DIRECTION: Show every line of the records below that contains the word "text".

ENTRIES PROVIDED:
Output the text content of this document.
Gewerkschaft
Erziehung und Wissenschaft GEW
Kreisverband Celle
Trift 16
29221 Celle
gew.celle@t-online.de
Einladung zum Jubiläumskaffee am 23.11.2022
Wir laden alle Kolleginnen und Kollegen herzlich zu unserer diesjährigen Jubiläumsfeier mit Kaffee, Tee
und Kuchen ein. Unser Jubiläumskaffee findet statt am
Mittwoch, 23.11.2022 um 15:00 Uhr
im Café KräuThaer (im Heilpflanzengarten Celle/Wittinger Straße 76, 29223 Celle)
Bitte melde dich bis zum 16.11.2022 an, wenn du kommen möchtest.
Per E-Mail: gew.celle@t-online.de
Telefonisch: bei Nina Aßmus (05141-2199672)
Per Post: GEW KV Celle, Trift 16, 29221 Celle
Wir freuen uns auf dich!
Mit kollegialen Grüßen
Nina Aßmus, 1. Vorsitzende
* * *
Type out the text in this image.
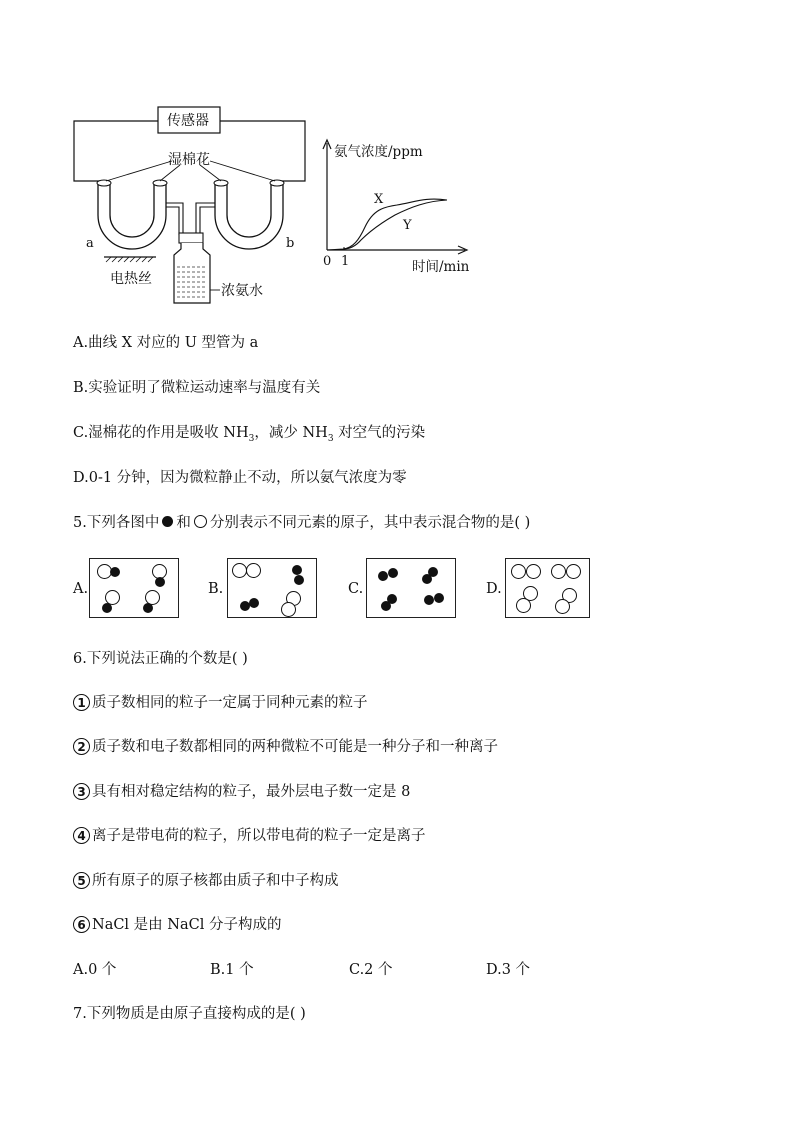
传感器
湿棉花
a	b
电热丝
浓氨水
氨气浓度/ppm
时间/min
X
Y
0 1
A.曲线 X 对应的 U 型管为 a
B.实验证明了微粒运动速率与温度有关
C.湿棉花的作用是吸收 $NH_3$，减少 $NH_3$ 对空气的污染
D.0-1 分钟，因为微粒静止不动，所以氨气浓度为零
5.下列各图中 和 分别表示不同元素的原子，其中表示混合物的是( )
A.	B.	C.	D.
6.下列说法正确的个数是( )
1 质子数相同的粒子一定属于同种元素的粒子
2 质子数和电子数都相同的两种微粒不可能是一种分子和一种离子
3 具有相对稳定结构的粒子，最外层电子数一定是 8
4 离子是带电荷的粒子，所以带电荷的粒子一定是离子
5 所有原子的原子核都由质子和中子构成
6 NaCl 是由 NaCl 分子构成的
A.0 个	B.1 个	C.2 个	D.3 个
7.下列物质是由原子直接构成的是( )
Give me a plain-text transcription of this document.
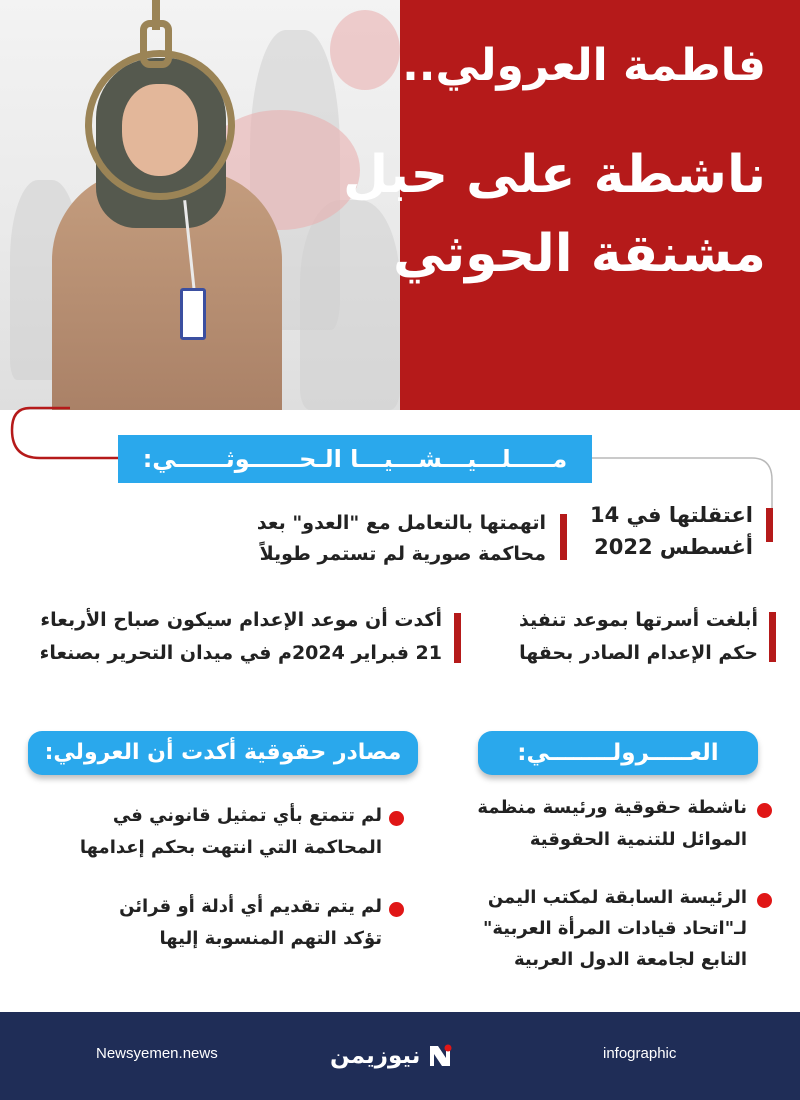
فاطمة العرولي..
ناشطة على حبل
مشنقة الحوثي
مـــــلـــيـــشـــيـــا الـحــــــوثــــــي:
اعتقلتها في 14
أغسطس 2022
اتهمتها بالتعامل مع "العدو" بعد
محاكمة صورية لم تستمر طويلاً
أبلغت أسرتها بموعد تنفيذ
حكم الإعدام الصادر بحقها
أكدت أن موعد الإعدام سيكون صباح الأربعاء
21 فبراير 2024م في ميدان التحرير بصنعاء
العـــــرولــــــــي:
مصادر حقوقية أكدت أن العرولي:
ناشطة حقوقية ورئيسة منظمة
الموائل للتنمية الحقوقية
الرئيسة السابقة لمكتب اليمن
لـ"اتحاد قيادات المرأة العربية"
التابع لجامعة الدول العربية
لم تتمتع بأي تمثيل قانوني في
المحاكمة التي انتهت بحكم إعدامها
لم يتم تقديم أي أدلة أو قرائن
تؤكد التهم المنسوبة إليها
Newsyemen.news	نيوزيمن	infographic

SOLUTION FOR THIS TASK:
Output the text content of this document.
Type out the text in this image.
Give me a plain-text transcription of this document.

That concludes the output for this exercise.